Your task
Repeat the material in full. Keep every line exactly as it is.

Records
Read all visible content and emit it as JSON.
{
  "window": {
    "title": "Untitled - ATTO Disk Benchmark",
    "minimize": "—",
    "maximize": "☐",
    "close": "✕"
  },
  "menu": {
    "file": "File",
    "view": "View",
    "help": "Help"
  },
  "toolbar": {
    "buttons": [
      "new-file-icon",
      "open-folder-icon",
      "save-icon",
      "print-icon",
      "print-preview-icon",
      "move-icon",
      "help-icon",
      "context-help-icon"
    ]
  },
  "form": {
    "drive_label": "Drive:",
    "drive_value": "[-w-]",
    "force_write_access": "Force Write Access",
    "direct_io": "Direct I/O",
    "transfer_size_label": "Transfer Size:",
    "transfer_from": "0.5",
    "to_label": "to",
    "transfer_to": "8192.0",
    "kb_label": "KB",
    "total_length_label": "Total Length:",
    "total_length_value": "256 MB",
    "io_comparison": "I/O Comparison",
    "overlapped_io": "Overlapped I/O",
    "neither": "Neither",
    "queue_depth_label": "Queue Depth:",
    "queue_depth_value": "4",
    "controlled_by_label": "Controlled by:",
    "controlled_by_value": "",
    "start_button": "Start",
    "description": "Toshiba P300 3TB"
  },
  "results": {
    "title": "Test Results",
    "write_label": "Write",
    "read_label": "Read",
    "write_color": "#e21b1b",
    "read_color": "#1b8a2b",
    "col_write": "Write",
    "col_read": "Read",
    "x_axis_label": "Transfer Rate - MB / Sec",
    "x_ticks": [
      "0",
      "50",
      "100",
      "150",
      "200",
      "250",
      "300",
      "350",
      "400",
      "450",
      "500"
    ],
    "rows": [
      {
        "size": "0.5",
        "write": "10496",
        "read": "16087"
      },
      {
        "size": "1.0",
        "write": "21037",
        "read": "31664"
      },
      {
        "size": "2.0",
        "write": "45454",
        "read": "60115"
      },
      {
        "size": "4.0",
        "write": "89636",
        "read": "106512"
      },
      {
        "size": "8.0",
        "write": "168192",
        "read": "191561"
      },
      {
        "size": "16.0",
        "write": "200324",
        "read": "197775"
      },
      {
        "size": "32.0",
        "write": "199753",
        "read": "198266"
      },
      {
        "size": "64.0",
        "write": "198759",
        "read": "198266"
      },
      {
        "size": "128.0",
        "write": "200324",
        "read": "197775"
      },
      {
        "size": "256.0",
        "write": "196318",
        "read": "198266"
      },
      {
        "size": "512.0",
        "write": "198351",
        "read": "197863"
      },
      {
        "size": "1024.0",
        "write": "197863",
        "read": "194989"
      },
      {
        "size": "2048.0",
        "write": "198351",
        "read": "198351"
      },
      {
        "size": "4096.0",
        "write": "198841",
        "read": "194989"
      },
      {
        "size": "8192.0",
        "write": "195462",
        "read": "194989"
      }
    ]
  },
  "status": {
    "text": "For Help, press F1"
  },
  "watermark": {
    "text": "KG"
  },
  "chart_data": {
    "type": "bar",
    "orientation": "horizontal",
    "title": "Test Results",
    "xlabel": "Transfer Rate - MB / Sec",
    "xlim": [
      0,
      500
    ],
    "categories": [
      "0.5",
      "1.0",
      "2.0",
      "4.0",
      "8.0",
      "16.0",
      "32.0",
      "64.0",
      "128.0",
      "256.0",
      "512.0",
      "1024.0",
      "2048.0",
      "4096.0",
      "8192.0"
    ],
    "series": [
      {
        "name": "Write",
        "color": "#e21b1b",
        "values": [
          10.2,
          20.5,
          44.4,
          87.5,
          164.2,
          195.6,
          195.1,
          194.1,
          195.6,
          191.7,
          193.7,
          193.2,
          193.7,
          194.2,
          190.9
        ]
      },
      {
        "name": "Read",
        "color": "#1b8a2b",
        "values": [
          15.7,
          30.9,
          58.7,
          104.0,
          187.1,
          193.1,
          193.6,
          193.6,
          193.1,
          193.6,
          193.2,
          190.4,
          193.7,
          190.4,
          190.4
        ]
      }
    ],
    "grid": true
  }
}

Written answer
Read all visible content and emit it as JSON.
{
  "window": {
    "title": "Untitled - ATTO Disk Benchmark",
    "minimize": "—",
    "maximize": "☐",
    "close": "✕"
  },
  "menu": {
    "file": "File",
    "view": "View",
    "help": "Help"
  },
  "toolbar": {
    "buttons": [
      "new-file-icon",
      "open-folder-icon",
      "save-icon",
      "print-icon",
      "print-preview-icon",
      "move-icon",
      "help-icon",
      "context-help-icon"
    ]
  },
  "form": {
    "drive_label": "Drive:",
    "drive_value": "[-w-]",
    "force_write_access": "Force Write Access",
    "direct_io": "Direct I/O",
    "transfer_size_label": "Transfer Size:",
    "transfer_from": "0.5",
    "to_label": "to",
    "transfer_to": "8192.0",
    "kb_label": "KB",
    "total_length_label": "Total Length:",
    "total_length_value": "256 MB",
    "io_comparison": "I/O Comparison",
    "overlapped_io": "Overlapped I/O",
    "neither": "Neither",
    "queue_depth_label": "Queue Depth:",
    "queue_depth_value": "4",
    "controlled_by_label": "Controlled by:",
    "controlled_by_value": "",
    "start_button": "Start",
    "description": "Toshiba P300 3TB"
  },
  "results": {
    "title": "Test Results",
    "write_label": "Write",
    "read_label": "Read",
    "write_color": "#e21b1b",
    "read_color": "#1b8a2b",
    "col_write": "Write",
    "col_read": "Read",
    "x_axis_label": "Transfer Rate - MB / Sec",
    "x_ticks": [
      "0",
      "50",
      "100",
      "150",
      "200",
      "250",
      "300",
      "350",
      "400",
      "450",
      "500"
    ],
    "rows": [
      {
        "size": "0.5",
        "write": "10496",
        "read": "16087"
      },
      {
        "size": "1.0",
        "write": "21037",
        "read": "31664"
      },
      {
        "size": "2.0",
        "write": "45454",
        "read": "60115"
      },
      {
        "size": "4.0",
        "write": "89636",
        "read": "106512"
      },
      {
        "size": "8.0",
        "write": "168192",
        "read": "191561"
      },
      {
        "size": "16.0",
        "write": "200324",
        "read": "197775"
      },
      {
        "size": "32.0",
        "write": "199753",
        "read": "198266"
      },
      {
        "size": "64.0",
        "write": "198759",
        "read": "198266"
      },
      {
        "size": "128.0",
        "write": "200324",
        "read": "197775"
      },
      {
        "size": "256.0",
        "write": "196318",
        "read": "198266"
      },
      {
        "size": "512.0",
        "write": "198351",
        "read": "197863"
      },
      {
        "size": "1024.0",
        "write": "197863",
        "read": "194989"
      },
      {
        "size": "2048.0",
        "write": "198351",
        "read": "198351"
      },
      {
        "size": "4096.0",
        "write": "198841",
        "read": "194989"
      },
      {
        "size": "8192.0",
        "write": "195462",
        "read": "194989"
      }
    ]
  },
  "status": {
    "text": "For Help, press F1"
  },
  "watermark": {
    "text": "KG"
  },
  "chart_data": {
    "type": "bar",
    "orientation": "horizontal",
    "title": "Test Results",
    "xlabel": "Transfer Rate - MB / Sec",
    "xlim": [
      0,
      500
    ],
    "categories": [
      "0.5",
      "1.0",
      "2.0",
      "4.0",
      "8.0",
      "16.0",
      "32.0",
      "64.0",
      "128.0",
      "256.0",
      "512.0",
      "1024.0",
      "2048.0",
      "4096.0",
      "8192.0"
    ],
    "series": [
      {
        "name": "Write",
        "color": "#e21b1b",
        "values": [
          10.2,
          20.5,
          44.4,
          87.5,
          164.2,
          195.6,
          195.1,
          194.1,
          195.6,
          191.7,
          193.7,
          193.2,
          193.7,
          194.2,
          190.9
        ]
      },
      {
        "name": "Read",
        "color": "#1b8a2b",
        "values": [
          15.7,
          30.9,
          58.7,
          104.0,
          187.1,
          193.1,
          193.6,
          193.6,
          193.1,
          193.6,
          193.2,
          190.4,
          193.7,
          190.4,
          190.4
        ]
      }
    ],
    "grid": true
  }
}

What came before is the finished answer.